GIVEN EXERCISE — Read the listing below and copy out every line that holds "name".

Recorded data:

━━━━

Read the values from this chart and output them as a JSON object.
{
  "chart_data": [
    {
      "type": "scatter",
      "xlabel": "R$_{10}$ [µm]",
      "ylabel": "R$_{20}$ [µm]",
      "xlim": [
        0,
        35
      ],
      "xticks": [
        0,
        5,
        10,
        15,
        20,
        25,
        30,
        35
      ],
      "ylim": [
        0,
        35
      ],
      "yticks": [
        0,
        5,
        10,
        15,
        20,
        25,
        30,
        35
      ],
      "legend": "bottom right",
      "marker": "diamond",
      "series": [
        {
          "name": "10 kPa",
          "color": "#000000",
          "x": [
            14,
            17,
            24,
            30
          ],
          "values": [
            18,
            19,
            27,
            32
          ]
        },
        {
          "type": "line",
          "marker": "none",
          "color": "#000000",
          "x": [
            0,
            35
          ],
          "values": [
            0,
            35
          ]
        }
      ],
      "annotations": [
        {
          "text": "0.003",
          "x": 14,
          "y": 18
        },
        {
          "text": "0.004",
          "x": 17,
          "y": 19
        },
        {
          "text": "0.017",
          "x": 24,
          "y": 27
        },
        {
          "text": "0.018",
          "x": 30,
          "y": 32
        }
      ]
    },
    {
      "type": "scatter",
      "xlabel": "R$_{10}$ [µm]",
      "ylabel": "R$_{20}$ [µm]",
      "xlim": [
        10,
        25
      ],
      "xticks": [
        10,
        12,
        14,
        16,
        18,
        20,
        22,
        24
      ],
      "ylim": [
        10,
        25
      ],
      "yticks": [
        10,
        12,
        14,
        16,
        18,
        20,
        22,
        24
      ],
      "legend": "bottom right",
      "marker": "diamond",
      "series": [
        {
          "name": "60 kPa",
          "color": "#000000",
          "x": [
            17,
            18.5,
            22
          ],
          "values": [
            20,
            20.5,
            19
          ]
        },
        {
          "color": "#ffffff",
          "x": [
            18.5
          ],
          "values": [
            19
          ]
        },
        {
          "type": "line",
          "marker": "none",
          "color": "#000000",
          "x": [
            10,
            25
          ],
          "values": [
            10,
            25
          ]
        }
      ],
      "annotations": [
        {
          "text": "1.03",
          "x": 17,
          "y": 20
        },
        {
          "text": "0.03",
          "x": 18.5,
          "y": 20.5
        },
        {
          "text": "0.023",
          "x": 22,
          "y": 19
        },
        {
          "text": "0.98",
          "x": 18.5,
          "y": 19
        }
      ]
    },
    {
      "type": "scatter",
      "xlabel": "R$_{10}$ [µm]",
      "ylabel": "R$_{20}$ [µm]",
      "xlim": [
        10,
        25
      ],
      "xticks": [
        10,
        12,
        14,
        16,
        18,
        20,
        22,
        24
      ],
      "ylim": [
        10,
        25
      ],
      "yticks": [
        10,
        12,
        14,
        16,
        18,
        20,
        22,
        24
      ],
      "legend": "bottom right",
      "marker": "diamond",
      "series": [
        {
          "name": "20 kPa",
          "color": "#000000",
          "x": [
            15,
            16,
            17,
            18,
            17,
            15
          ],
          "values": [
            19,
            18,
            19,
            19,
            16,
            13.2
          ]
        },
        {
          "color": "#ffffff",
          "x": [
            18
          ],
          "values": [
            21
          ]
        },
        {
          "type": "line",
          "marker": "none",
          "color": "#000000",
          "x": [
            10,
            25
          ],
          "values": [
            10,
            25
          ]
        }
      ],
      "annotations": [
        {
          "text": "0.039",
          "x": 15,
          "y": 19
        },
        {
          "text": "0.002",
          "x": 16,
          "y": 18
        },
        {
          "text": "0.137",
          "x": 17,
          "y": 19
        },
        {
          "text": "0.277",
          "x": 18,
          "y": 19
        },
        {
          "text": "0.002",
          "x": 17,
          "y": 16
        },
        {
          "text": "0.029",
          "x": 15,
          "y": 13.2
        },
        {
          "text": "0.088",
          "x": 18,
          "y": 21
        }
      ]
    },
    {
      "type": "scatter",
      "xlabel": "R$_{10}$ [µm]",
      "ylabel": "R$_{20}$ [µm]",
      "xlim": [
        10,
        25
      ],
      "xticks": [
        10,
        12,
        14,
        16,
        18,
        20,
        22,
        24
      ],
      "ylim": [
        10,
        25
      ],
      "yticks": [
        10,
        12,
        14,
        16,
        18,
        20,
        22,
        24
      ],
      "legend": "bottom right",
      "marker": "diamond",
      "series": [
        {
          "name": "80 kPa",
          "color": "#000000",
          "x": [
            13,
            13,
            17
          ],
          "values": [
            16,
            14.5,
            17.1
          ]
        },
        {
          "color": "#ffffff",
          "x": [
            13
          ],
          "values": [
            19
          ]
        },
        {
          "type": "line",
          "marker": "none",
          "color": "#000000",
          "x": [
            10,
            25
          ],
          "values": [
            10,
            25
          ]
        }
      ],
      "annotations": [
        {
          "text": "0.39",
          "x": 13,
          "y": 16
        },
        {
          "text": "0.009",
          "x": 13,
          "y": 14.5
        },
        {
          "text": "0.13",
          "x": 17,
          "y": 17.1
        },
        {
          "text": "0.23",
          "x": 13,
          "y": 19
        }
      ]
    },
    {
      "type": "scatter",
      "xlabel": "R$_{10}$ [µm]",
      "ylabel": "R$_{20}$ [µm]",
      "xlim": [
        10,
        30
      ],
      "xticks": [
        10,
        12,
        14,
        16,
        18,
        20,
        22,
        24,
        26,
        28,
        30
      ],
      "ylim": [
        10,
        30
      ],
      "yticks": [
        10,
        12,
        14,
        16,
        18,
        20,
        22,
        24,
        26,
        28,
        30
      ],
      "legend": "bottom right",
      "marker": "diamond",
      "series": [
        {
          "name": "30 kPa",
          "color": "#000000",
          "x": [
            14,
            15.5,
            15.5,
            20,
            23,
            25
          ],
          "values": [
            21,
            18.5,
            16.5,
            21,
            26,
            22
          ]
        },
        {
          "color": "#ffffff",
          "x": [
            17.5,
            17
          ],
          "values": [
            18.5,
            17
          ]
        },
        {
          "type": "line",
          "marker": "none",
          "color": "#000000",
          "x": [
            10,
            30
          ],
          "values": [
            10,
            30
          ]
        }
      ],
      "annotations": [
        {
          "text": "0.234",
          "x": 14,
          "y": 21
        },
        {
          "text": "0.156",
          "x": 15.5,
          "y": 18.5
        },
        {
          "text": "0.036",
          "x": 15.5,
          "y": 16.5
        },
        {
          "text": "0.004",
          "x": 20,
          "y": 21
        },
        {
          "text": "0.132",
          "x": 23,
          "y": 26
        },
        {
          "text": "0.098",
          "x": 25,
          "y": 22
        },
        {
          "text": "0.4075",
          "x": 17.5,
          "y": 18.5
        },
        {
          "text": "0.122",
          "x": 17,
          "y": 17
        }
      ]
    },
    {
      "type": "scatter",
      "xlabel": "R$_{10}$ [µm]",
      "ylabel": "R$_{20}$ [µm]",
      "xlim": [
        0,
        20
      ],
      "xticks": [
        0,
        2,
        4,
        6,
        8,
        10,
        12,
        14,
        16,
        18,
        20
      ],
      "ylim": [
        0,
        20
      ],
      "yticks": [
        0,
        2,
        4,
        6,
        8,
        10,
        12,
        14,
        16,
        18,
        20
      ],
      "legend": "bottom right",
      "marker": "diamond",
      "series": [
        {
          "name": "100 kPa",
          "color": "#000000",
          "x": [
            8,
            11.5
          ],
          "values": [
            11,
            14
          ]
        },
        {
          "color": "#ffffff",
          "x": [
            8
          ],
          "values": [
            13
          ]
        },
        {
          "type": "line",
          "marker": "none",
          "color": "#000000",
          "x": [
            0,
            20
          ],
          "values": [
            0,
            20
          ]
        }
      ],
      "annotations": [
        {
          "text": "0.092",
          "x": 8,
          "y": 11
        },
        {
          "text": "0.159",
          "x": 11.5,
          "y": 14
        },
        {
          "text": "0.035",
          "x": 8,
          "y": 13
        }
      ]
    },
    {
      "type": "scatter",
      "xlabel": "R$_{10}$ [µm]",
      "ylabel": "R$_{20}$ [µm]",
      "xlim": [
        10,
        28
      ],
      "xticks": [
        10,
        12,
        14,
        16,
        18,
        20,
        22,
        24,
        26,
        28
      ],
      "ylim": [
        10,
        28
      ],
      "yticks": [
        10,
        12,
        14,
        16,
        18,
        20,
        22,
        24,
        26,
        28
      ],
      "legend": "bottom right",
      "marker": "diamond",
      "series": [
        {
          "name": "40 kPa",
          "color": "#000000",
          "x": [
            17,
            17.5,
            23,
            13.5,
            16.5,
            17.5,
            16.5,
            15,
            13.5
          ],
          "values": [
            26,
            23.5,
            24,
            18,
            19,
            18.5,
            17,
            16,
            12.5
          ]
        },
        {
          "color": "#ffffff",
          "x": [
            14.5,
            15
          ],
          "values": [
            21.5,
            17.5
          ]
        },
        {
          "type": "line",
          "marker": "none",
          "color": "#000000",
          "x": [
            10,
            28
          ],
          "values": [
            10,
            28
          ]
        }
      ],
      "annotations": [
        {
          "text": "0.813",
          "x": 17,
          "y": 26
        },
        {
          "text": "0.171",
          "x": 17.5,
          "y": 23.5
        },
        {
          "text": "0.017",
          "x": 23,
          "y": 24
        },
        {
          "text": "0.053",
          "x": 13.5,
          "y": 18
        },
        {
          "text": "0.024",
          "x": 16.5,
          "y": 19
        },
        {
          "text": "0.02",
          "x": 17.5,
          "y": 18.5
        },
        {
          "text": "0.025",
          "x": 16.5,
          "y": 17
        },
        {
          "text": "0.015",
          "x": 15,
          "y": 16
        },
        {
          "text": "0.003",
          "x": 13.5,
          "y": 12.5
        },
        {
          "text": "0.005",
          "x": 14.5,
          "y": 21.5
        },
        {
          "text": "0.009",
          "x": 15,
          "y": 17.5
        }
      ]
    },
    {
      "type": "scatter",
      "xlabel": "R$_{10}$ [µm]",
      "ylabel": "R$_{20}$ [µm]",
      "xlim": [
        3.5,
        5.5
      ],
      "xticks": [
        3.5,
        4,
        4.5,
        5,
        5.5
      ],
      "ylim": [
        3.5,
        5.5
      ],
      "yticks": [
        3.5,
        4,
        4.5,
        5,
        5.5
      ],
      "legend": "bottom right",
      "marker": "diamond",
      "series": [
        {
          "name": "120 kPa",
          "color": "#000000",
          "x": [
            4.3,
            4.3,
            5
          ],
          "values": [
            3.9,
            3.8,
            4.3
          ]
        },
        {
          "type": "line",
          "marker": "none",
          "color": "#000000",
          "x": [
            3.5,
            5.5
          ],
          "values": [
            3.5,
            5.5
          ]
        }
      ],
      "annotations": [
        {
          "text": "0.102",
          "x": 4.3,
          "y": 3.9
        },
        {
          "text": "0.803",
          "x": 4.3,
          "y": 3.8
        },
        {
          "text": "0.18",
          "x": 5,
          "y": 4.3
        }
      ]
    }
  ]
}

━━━━

SOLUTION —
          "name": "10 kPa",
          "name": "60 kPa",
          "name": "20 kPa",
          "name": "80 kPa",
          "name": "30 kPa",
          "name": "100 kPa",
          "name": "40 kPa",
          "name": "120 kPa",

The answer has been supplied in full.